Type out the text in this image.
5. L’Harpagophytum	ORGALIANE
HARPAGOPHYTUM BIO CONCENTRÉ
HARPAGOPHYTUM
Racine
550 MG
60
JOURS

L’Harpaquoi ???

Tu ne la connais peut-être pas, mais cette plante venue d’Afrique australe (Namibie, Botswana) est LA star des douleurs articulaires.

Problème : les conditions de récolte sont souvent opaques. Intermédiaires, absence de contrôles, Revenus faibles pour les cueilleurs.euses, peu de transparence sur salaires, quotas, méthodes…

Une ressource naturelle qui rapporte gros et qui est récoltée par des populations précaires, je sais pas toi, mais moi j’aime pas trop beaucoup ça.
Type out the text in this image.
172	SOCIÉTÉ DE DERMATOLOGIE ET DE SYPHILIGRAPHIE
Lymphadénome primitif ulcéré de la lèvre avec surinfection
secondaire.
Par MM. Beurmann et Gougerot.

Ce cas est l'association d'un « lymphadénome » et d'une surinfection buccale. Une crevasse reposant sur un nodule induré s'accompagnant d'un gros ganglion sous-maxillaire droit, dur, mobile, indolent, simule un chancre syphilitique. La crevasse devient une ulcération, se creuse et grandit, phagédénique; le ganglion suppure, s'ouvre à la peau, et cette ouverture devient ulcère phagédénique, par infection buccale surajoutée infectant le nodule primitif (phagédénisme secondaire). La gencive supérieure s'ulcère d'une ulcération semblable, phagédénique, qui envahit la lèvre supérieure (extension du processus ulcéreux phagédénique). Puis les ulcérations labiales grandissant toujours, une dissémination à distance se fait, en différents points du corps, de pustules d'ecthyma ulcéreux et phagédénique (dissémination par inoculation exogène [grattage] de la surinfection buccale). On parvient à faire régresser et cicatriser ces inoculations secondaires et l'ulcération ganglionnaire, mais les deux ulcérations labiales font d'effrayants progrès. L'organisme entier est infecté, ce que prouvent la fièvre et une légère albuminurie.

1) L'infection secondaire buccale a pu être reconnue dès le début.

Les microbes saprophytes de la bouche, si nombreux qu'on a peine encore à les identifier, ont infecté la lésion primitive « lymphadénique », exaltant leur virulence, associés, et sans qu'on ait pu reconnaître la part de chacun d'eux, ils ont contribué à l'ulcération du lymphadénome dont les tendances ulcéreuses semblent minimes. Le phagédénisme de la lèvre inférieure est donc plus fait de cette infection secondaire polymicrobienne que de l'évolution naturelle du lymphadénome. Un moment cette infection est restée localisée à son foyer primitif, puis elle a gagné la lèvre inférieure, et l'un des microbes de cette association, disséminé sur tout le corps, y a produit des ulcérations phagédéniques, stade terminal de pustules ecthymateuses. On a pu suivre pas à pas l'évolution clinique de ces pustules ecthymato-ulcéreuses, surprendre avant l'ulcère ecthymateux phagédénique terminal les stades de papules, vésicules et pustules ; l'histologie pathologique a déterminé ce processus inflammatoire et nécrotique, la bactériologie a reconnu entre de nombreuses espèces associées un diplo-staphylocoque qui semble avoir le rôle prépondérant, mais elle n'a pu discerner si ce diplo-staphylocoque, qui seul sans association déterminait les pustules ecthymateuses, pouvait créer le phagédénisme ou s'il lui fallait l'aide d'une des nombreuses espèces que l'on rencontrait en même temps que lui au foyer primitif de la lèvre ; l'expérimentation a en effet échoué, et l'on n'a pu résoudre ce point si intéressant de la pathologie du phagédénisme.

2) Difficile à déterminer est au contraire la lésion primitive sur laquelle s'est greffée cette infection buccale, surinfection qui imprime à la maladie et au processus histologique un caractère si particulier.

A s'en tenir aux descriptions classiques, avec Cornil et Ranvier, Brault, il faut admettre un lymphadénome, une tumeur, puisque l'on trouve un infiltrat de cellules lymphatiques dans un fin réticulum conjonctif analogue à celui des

○ ○ ○ ○ ○

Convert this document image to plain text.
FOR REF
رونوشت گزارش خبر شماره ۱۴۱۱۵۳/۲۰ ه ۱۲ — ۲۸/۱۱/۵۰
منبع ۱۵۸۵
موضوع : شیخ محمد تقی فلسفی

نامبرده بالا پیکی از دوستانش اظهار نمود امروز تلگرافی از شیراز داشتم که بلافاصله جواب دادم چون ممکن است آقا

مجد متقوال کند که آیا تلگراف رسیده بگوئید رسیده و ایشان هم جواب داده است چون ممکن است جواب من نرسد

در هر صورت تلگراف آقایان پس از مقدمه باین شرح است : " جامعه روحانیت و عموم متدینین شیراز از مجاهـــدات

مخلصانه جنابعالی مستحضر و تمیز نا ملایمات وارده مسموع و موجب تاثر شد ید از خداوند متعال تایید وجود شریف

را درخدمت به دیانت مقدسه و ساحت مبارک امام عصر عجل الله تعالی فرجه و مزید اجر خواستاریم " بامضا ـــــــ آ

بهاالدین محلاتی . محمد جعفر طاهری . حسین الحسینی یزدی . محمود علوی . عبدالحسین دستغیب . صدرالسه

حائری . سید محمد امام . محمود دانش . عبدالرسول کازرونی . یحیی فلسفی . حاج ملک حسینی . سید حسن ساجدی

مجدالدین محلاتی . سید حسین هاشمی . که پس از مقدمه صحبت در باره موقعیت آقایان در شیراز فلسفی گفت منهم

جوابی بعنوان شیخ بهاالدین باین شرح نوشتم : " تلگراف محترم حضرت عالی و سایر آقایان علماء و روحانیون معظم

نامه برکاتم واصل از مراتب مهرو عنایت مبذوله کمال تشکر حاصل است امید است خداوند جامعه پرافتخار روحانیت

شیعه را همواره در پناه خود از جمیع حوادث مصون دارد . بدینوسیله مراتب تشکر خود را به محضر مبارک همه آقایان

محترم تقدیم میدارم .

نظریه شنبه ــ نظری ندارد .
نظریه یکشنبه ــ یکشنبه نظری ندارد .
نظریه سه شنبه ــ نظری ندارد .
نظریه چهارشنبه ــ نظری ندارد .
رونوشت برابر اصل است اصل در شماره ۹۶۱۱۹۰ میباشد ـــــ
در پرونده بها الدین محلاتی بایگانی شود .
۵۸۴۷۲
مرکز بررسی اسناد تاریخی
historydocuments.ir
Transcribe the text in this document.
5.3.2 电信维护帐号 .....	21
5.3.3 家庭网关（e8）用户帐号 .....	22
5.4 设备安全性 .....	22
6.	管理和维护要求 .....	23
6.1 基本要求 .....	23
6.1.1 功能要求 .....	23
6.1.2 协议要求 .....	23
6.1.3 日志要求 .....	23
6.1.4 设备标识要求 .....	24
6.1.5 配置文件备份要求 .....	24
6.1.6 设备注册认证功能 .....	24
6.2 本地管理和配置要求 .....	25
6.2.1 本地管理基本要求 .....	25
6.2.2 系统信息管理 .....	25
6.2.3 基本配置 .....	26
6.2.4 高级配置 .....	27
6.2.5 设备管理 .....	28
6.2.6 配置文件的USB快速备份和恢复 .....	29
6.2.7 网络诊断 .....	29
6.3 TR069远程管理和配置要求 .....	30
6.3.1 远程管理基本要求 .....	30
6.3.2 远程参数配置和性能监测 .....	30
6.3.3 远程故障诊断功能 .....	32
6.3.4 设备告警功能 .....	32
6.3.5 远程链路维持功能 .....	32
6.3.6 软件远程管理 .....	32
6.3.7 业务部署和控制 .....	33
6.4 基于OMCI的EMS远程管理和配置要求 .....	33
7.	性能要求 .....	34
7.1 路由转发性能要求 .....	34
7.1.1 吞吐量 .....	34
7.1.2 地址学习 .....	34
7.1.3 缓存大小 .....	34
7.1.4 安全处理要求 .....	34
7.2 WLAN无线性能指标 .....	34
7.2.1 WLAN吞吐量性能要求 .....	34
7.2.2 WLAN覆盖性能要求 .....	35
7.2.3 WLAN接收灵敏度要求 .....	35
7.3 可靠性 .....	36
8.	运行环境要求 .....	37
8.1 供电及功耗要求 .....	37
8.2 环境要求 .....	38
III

○ ○ ○ ○ ○

* What you should do
Copy each line of the data that contains the word "نظری".

* The response
نظریه شنبه ــ نظری ندارد .
نظریه یکشنبه ــ یکشنبه نظری ندارد .
نظریه سه شنبه ــ نظری ندارد .
نظریه چهارشنبه ــ نظری ندارد .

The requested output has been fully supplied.